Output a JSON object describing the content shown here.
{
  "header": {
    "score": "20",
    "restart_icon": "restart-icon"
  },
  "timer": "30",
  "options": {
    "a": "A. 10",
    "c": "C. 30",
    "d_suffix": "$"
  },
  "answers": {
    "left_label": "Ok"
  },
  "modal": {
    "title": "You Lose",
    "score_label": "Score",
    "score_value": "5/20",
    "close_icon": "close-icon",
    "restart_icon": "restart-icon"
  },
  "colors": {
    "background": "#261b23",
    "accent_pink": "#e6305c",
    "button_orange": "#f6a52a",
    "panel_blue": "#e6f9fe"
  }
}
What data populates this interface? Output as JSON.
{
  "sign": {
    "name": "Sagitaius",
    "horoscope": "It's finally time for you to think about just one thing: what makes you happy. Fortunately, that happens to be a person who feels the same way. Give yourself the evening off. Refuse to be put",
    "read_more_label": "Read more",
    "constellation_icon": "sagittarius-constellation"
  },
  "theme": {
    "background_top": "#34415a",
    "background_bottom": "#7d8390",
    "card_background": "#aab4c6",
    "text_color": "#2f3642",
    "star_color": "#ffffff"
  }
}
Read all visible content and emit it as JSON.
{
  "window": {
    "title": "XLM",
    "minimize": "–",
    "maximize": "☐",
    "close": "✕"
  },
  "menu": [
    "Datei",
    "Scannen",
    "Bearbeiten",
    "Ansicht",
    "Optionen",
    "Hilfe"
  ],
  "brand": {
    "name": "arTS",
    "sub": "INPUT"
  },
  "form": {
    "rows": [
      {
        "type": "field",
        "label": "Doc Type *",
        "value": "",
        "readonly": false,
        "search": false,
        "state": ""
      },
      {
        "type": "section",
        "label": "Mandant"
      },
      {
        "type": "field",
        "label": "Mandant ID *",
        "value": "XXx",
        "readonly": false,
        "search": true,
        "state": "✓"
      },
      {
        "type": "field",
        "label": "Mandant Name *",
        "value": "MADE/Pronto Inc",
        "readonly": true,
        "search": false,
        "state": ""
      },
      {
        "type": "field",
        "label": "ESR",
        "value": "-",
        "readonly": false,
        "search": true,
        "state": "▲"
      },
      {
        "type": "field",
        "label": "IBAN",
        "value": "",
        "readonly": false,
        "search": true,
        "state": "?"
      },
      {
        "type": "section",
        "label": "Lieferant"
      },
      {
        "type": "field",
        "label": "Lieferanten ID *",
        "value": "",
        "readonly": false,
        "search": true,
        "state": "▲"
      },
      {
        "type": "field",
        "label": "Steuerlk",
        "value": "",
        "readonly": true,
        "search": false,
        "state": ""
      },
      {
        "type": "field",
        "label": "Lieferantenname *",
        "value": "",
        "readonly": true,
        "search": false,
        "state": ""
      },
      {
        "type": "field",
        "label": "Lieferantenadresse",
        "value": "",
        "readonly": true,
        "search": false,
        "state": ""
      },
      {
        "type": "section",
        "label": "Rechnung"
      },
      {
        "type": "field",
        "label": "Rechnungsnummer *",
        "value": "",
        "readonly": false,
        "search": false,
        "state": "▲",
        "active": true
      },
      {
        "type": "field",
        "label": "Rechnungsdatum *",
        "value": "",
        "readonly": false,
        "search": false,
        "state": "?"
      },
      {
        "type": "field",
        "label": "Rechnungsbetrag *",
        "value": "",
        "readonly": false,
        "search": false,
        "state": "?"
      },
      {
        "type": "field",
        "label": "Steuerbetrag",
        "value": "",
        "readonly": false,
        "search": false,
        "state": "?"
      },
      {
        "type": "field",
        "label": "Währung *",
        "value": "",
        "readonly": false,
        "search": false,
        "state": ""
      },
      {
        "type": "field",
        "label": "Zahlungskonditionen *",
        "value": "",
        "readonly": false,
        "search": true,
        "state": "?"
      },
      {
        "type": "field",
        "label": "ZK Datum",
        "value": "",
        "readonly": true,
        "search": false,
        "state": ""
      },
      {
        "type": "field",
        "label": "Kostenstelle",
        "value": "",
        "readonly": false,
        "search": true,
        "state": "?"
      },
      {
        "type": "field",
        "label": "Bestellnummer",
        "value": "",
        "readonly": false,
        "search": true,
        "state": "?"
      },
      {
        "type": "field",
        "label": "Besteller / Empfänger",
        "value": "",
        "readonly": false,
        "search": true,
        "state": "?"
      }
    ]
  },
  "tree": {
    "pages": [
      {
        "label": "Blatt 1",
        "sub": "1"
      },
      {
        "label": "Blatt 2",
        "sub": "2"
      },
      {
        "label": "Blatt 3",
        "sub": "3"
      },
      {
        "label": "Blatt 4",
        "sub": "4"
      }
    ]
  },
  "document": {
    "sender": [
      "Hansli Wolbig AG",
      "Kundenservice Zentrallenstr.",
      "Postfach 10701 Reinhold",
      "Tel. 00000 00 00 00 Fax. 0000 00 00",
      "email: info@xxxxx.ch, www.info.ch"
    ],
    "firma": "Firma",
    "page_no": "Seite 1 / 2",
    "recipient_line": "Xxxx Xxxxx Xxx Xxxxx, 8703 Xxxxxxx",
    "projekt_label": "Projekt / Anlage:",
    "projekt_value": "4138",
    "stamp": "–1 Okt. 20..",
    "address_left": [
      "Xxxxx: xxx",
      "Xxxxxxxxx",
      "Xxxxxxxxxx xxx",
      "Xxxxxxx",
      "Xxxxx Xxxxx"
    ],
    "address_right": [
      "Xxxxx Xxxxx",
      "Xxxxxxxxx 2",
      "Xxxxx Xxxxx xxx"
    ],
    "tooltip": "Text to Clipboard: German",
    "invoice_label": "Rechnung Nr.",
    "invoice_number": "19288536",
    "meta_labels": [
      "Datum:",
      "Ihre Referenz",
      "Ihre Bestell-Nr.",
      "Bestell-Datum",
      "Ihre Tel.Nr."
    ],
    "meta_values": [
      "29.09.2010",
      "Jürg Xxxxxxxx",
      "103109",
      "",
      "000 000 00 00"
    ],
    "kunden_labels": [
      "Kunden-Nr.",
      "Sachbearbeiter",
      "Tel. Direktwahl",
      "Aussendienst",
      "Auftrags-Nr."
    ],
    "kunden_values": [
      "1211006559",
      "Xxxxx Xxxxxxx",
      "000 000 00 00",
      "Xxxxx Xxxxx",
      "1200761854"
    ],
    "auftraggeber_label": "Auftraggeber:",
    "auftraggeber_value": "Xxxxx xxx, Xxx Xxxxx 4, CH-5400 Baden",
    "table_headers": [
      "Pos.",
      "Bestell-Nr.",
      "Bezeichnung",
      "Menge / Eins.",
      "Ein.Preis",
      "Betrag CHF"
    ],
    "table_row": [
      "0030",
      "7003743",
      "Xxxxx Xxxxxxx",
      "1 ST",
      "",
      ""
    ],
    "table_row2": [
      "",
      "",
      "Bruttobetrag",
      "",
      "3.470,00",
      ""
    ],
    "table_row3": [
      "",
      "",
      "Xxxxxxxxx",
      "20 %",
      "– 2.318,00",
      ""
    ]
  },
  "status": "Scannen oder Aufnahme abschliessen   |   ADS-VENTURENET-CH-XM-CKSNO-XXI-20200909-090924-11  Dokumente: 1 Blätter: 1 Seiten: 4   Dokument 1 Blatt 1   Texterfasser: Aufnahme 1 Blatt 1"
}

- - - - - - -

Check each line of the records for the string "Scannen" and state how many lines contain it. Give only the number.

2